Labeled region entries
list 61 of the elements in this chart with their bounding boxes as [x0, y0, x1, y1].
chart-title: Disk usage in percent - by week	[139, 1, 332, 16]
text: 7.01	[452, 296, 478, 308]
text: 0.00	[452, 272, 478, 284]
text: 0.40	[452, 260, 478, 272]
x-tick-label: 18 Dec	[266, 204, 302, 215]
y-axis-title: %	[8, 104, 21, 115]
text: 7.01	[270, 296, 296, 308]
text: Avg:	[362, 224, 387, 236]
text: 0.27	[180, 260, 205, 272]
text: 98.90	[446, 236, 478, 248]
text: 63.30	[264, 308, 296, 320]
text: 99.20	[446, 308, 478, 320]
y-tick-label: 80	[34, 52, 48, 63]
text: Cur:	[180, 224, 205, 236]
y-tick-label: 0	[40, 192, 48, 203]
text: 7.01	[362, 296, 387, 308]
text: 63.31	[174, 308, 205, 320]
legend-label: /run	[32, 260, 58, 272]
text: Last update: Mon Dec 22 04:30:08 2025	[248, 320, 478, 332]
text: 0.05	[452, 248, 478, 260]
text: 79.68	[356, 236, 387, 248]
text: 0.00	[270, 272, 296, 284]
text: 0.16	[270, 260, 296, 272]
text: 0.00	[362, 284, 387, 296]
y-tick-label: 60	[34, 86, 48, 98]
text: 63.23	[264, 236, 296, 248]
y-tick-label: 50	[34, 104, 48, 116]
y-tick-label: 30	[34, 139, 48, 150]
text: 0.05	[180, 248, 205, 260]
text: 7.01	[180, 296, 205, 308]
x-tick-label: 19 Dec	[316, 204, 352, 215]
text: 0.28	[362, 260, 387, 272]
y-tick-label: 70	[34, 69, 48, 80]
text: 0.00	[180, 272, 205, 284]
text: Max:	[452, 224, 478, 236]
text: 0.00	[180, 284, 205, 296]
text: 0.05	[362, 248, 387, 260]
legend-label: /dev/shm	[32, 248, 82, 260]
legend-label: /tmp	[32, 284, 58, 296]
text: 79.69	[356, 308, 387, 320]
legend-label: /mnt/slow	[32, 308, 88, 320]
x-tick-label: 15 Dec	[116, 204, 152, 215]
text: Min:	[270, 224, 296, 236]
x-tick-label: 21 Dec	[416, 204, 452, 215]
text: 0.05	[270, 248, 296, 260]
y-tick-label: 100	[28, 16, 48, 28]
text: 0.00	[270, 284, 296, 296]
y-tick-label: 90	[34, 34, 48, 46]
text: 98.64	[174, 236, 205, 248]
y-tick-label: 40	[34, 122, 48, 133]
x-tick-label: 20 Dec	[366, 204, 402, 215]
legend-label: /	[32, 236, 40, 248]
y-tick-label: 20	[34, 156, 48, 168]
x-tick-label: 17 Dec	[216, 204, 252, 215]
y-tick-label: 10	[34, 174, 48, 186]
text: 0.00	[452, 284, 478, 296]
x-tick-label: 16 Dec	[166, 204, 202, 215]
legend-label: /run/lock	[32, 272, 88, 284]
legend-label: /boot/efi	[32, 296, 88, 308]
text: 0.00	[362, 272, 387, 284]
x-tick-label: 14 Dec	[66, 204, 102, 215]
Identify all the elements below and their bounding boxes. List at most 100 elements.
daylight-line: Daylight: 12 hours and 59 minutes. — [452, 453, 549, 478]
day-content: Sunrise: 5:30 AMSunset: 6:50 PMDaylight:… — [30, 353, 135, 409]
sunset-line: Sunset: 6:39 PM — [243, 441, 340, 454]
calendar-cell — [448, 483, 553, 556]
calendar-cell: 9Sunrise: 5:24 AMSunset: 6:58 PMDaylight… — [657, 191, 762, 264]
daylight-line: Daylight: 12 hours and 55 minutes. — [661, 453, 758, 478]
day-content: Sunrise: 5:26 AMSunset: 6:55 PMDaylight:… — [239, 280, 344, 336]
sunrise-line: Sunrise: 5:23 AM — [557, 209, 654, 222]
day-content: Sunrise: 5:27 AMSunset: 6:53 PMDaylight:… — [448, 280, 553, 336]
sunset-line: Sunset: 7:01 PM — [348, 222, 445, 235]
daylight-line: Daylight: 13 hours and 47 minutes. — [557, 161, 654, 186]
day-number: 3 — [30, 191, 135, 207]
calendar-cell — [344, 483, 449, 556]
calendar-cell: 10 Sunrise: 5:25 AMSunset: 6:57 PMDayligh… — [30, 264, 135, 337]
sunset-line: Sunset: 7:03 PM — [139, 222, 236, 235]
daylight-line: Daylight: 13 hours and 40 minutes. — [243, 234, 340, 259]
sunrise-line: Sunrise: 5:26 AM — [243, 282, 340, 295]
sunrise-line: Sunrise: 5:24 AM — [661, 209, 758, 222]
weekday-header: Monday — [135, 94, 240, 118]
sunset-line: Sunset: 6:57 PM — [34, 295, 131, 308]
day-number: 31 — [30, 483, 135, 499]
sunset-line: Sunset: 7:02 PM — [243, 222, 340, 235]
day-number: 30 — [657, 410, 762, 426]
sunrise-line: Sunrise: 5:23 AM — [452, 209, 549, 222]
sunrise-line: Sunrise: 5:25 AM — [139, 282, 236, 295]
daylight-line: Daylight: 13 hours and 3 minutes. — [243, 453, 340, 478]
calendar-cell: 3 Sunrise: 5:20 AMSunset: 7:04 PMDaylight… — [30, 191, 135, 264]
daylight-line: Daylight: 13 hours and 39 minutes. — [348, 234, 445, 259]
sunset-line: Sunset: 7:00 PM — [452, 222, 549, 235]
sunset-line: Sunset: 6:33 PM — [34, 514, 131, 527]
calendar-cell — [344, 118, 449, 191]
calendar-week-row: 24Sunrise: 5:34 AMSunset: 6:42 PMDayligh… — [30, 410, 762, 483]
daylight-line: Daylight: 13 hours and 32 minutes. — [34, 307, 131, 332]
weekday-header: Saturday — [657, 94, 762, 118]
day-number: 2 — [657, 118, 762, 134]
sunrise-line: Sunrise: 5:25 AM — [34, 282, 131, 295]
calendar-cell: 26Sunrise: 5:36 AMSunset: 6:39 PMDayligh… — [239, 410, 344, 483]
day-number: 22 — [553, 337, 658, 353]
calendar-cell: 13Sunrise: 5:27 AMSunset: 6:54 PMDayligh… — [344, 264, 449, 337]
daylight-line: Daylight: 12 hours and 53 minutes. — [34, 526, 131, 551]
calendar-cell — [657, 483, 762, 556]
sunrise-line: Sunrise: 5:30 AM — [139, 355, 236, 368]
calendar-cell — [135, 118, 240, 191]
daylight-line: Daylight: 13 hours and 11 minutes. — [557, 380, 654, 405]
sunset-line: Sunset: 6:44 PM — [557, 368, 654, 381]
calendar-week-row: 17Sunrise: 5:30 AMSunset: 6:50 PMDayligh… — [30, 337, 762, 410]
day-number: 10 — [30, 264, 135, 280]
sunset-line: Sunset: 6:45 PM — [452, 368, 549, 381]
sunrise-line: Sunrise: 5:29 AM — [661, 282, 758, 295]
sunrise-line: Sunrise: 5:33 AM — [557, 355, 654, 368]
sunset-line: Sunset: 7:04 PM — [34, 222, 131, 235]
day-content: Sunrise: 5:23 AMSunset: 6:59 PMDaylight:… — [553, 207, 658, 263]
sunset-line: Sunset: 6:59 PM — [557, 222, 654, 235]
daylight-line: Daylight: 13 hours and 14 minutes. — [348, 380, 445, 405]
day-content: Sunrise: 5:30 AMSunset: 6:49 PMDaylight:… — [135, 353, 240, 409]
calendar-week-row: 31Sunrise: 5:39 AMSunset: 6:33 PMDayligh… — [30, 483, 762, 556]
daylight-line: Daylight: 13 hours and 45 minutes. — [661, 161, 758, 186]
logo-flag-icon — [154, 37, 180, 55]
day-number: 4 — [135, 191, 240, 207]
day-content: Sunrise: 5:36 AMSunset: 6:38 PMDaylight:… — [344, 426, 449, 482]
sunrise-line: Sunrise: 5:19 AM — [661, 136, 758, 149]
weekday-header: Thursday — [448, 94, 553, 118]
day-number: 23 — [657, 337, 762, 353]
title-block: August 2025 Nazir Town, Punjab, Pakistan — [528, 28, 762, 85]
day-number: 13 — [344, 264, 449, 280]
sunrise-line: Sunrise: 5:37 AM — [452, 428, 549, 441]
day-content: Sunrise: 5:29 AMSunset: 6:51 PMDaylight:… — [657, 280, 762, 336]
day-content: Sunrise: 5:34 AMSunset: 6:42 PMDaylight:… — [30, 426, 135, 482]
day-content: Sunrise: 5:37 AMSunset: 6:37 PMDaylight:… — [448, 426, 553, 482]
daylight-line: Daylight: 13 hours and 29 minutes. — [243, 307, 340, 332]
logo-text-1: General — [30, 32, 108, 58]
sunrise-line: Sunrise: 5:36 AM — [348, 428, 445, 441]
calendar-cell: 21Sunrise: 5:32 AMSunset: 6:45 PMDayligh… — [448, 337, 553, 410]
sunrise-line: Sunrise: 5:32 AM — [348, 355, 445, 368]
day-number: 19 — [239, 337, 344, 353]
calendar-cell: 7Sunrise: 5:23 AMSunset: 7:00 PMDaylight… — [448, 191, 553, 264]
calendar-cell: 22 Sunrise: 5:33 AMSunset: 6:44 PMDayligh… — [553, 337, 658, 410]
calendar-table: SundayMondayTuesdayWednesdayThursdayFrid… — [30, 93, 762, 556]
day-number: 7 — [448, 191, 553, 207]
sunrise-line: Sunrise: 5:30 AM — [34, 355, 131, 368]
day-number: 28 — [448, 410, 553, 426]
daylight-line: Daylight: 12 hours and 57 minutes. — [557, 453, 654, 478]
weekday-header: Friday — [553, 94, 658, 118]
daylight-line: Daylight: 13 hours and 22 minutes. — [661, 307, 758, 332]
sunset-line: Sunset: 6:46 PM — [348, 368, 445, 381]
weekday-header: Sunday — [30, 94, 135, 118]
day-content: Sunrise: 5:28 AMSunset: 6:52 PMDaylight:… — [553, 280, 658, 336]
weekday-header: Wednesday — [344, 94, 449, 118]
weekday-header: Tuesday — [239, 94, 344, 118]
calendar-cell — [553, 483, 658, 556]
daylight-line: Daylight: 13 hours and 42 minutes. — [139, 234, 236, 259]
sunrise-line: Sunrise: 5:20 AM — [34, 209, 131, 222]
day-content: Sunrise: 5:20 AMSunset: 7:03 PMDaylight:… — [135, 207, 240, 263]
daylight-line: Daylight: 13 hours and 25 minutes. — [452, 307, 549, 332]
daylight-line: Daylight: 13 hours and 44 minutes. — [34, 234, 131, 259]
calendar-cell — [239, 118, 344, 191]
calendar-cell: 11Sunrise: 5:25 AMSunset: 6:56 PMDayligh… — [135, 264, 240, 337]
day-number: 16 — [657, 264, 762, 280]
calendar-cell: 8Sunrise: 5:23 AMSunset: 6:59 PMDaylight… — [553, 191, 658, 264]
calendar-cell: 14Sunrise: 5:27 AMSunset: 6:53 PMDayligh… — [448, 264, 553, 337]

Set task:
Return everything from the first line of the records down through the line containing "174, 48, 186]", both ends included, reproducing each line unchanged.

Solution to this exercise:
list 61 of the elements in this chart with their bounding boxes as [x0, y0, x1, y1].
chart-title: Disk usage in percent - by week	[139, 1, 332, 16]
text: 7.01	[452, 296, 478, 308]
text: 0.00	[452, 272, 478, 284]
text: 0.40	[452, 260, 478, 272]
x-tick-label: 18 Dec	[266, 204, 302, 215]
y-axis-title: %	[8, 104, 21, 115]
text: 7.01	[270, 296, 296, 308]
text: Avg:	[362, 224, 387, 236]
text: 0.27	[180, 260, 205, 272]
text: 98.90	[446, 236, 478, 248]
text: 63.30	[264, 308, 296, 320]
text: 99.20	[446, 308, 478, 320]
y-tick-label: 80	[34, 52, 48, 63]
text: Cur:	[180, 224, 205, 236]
y-tick-label: 0	[40, 192, 48, 203]
text: 7.01	[362, 296, 387, 308]
text: 63.31	[174, 308, 205, 320]
legend-label: /run	[32, 260, 58, 272]
text: Last update: Mon Dec 22 04:30:08 2025	[248, 320, 478, 332]
text: 0.05	[452, 248, 478, 260]
text: 79.68	[356, 236, 387, 248]
text: 0.00	[270, 272, 296, 284]
text: 0.16	[270, 260, 296, 272]
text: 0.00	[362, 284, 387, 296]
y-tick-label: 60	[34, 86, 48, 98]
text: 63.23	[264, 236, 296, 248]
y-tick-label: 50	[34, 104, 48, 116]
y-tick-label: 30	[34, 139, 48, 150]
text: 0.05	[180, 248, 205, 260]
text: 7.01	[180, 296, 205, 308]
x-tick-label: 19 Dec	[316, 204, 352, 215]
text: 0.28	[362, 260, 387, 272]
y-tick-label: 70	[34, 69, 48, 80]
text: 0.00	[180, 272, 205, 284]
text: Max:	[452, 224, 478, 236]
text: 0.00	[180, 284, 205, 296]
text: 0.05	[362, 248, 387, 260]
legend-label: /dev/shm	[32, 248, 82, 260]
legend-label: /tmp	[32, 284, 58, 296]
text: 79.69	[356, 308, 387, 320]
legend-label: /mnt/slow	[32, 308, 88, 320]
x-tick-label: 15 Dec	[116, 204, 152, 215]
text: Min:	[270, 224, 296, 236]
x-tick-label: 21 Dec	[416, 204, 452, 215]
text: 0.05	[270, 248, 296, 260]
y-tick-label: 100	[28, 16, 48, 28]
text: 0.00	[270, 284, 296, 296]
y-tick-label: 90	[34, 34, 48, 46]
text: 98.64	[174, 236, 205, 248]
y-tick-label: 40	[34, 122, 48, 133]
x-tick-label: 20 Dec	[366, 204, 402, 215]
legend-label: /	[32, 236, 40, 248]
y-tick-label: 20	[34, 156, 48, 168]
x-tick-label: 17 Dec	[216, 204, 252, 215]
y-tick-label: 10	[34, 174, 48, 186]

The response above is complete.